Set exercise 1: In the post on Christian conservatives, what did the sister in Relief Society say she was grateful for?
Set exercise 2: Copy the post on Christian conservatives word for word, starting at "In Relief Society" and ending at "make them religious?".

Passage shown:
* * *

Christian Conservatives: Lips vs. Heart

It has been my experience that when discussing politics or conservative politicians, people frequently bring up the purportedly religious nature of the conservatives.

My wife and I were visiting a couple in our neighborhood, touring their house, and chatting about what was going on in our lives. The woman reminded us that she had seen us on TV at the SLC Democratic party on TV on election night 2004. We talked briefly about politics, and the woman asked “How can you not like President Bush? Just the other day he basically bore his testimony in his speech.”

In Relief Society a couple of years back, my wife rolled her eyes when, in a discussion on integrity, some sister raised her hand and cited Bush in a discussion on integrity. “I’m grateful we now have a president with integrity” she proclaimed. “He’s always talking about his faith.”

In a comment on my post about oil profits, one person here claimed Bush was “God-fearing.”

Are we that unfamiliar with the scriptures? Are we so unwilling to apply the concepts taught in the scriptures to real life?

Yes, the conservatives are experts at using the language of religion. Does that make them religious?

The Pharisees in the New Testament were also very conversant in the language of religious. They quoted the scriptures, and they knew the codes of their faith. They said all the right things technically. They gave offerings, prayed publicly, went to the Temple, and performed all the other external obligations of their faith.

* * *

Stored data:
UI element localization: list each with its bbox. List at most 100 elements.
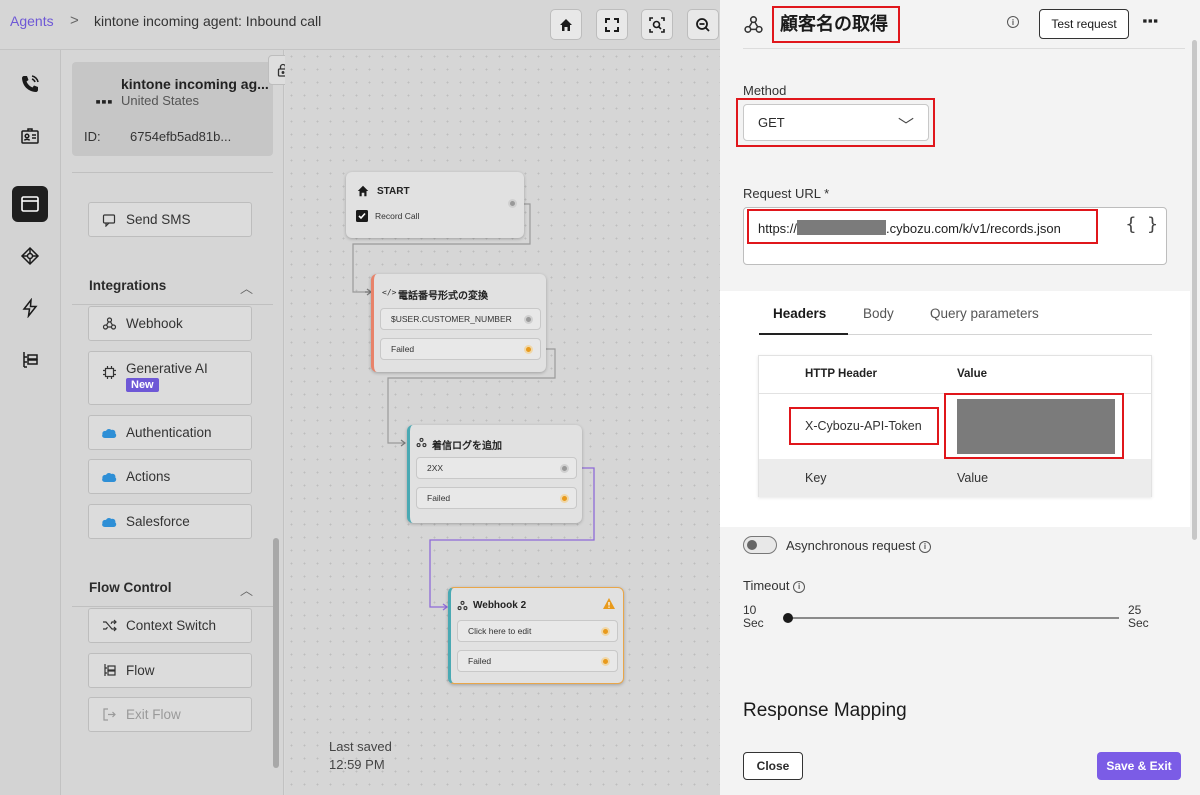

* * *

Correct answer 1: That "we now have a president with integrity."

Correct answer 2:
In Relief Society a couple of years back, my wife rolled her eyes when, in a discussion on integrity, some sister raised her hand and cited Bush in a discussion on integrity. “I’m grateful we now have a president with integrity” she proclaimed. “He’s always talking about his faith.”

In a comment on my post about oil profits, one person here claimed Bush was “God-fearing.”

Are we that unfamiliar with the scriptures? Are we so unwilling to apply the concepts taught in the scriptures to real life?

Yes, the conservatives are experts at using the language of religion. Does that make them religious?